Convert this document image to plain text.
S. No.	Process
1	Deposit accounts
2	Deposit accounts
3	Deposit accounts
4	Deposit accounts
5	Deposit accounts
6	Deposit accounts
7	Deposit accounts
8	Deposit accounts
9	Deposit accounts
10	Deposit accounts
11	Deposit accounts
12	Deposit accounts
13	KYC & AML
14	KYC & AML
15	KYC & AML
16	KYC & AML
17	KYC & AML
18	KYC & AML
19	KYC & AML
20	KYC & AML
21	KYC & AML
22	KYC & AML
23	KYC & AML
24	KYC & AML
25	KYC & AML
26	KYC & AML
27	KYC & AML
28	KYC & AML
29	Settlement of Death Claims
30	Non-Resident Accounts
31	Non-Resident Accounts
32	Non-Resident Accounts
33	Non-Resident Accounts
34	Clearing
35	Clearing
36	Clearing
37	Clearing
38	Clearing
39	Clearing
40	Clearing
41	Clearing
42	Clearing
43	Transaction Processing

Exercise — Quote each line of the listing above exactly.

Exercise solution —
Convert this document image to plain text.
S. No.	Process
1	Deposit accounts
2	Deposit accounts
3	Deposit accounts
4	Deposit accounts
5	Deposit accounts
6	Deposit accounts
7	Deposit accounts
8	Deposit accounts
9	Deposit accounts
10	Deposit accounts
11	Deposit accounts
12	Deposit accounts
13	KYC & AML
14	KYC & AML
15	KYC & AML
16	KYC & AML
17	KYC & AML
18	KYC & AML
19	KYC & AML
20	KYC & AML
21	KYC & AML
22	KYC & AML
23	KYC & AML
24	KYC & AML
25	KYC & AML
26	KYC & AML
27	KYC & AML
28	KYC & AML
29	Settlement of Death Claims
30	Non-Resident Accounts
31	Non-Resident Accounts
32	Non-Resident Accounts
33	Non-Resident Accounts
34	Clearing
35	Clearing
36	Clearing
37	Clearing
38	Clearing
39	Clearing
40	Clearing
41	Clearing
42	Clearing
43	Transaction Processing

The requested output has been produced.